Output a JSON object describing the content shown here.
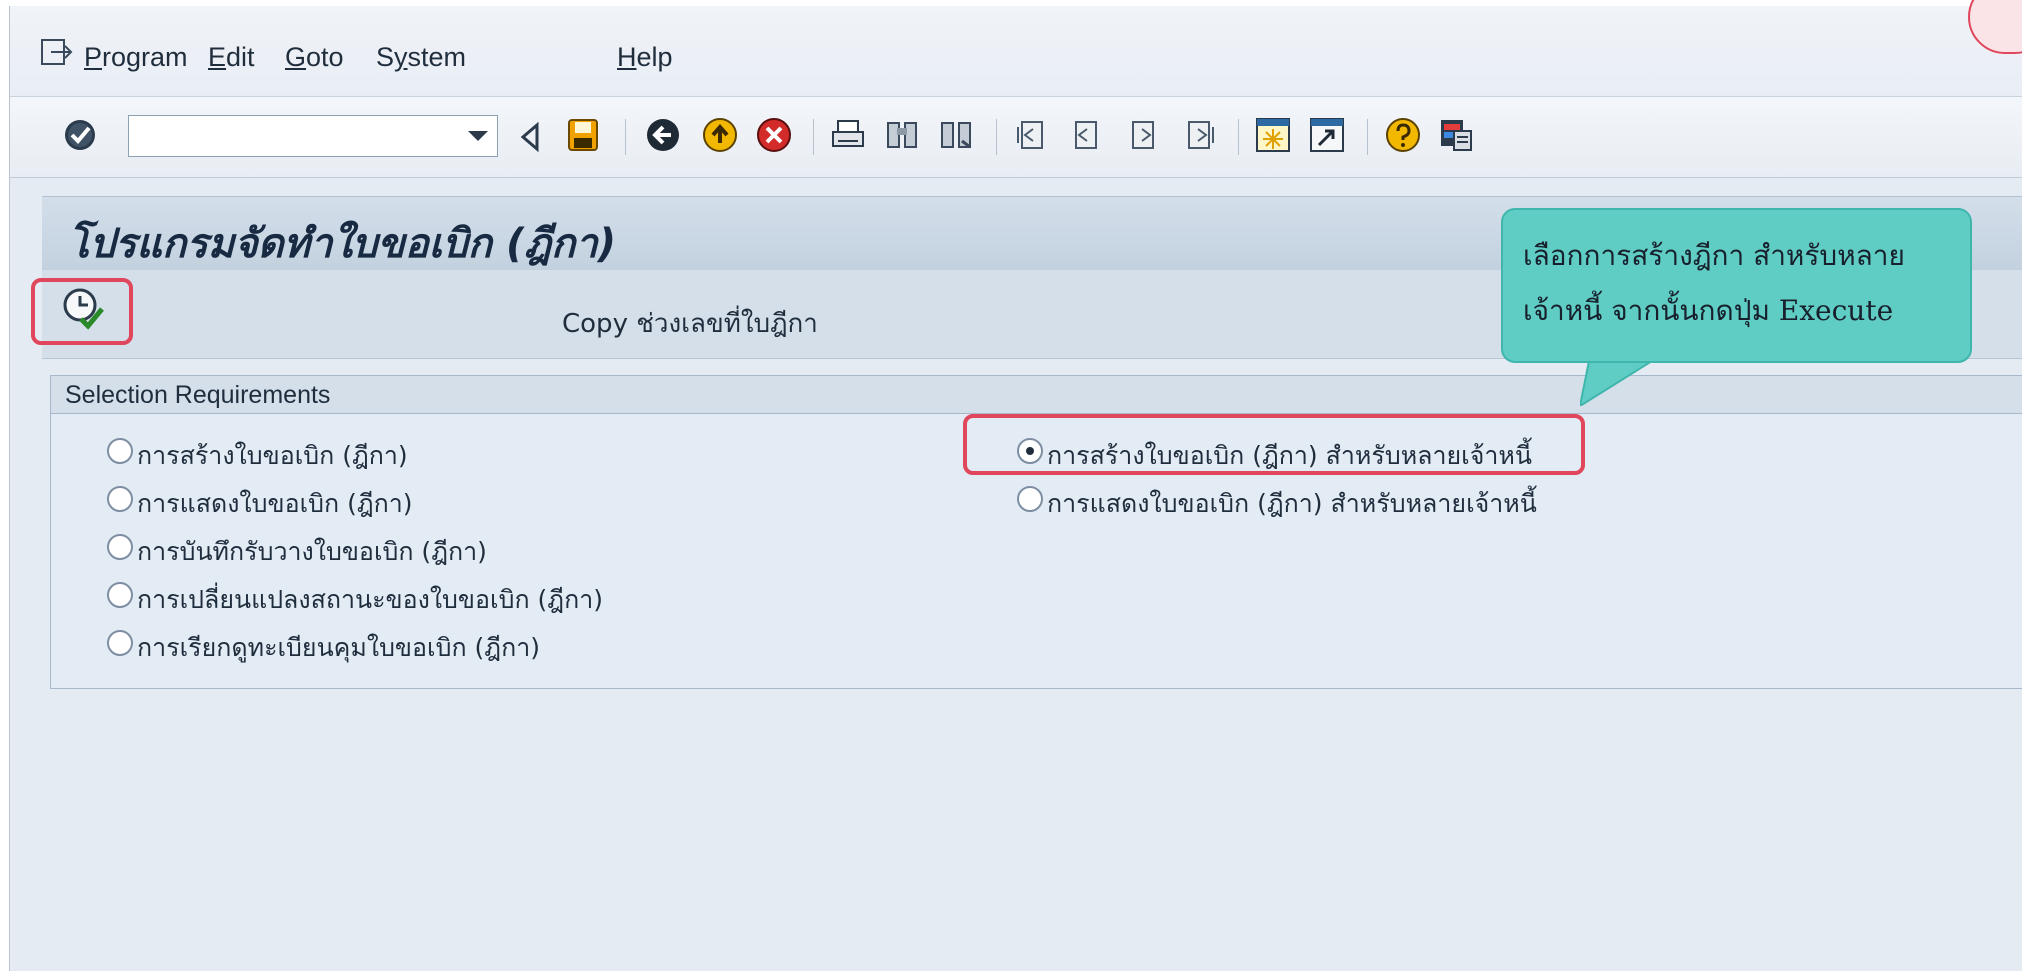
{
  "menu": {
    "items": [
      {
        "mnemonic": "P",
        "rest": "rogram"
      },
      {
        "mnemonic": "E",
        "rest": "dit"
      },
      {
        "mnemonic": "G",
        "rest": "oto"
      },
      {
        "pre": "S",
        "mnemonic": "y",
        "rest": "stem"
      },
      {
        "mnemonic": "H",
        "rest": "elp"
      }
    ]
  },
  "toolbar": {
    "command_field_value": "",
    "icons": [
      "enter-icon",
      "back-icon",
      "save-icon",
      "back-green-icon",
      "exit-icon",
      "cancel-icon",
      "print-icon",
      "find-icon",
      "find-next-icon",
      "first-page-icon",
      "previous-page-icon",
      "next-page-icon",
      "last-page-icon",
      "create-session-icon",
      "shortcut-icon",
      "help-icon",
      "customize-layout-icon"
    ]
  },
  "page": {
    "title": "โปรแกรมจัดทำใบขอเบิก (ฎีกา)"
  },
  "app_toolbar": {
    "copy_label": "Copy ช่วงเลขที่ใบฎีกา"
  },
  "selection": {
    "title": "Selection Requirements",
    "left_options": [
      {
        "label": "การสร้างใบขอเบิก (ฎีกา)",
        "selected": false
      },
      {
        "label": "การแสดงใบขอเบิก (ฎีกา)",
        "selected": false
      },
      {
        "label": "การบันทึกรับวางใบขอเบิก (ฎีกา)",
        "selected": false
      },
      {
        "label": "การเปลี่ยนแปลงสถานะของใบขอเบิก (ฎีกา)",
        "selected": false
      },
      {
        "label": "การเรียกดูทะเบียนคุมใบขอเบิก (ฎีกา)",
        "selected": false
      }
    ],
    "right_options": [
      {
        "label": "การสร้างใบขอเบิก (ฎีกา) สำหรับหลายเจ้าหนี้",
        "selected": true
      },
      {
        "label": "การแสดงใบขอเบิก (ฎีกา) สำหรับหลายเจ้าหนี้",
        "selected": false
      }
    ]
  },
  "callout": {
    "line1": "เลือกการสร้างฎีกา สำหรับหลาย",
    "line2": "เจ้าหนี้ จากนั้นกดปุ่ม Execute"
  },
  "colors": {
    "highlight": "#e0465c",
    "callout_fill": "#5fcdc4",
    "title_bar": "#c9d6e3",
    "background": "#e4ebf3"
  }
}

──────────────────────────────

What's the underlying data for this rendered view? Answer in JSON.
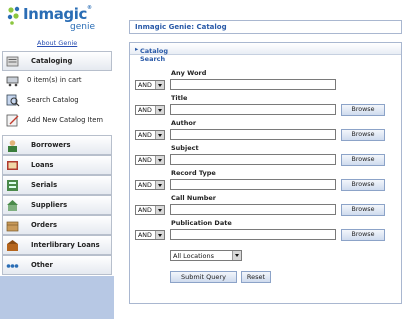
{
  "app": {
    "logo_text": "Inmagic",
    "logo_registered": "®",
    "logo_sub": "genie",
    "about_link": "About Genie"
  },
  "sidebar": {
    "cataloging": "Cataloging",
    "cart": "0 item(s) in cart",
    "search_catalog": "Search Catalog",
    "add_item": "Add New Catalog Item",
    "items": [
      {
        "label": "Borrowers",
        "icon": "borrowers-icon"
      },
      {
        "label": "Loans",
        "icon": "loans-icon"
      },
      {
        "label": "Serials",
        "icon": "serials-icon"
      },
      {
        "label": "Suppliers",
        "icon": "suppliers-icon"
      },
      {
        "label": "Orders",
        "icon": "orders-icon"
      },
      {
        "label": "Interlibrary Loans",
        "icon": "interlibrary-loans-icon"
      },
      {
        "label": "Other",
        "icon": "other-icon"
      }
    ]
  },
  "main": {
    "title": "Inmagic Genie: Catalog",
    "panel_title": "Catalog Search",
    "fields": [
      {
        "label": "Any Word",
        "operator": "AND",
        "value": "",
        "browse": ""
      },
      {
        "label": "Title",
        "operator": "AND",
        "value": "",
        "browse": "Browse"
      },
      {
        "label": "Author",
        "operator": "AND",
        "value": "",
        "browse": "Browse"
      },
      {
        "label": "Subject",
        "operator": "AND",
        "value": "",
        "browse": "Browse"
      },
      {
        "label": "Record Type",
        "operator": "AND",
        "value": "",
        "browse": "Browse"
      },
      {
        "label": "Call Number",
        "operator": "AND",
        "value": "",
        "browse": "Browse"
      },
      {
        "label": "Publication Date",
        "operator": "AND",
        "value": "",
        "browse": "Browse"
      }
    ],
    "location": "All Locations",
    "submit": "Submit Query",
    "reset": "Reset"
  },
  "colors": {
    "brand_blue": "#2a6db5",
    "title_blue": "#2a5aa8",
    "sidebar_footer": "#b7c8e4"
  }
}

──────────────────────────────

*Your task:* In the entries above, find each line with the string "JSON" and copy it.

*Response:*
Output a JSON object describing the content shown here.
What's the underlying data for this rendered view? Answer in JSON.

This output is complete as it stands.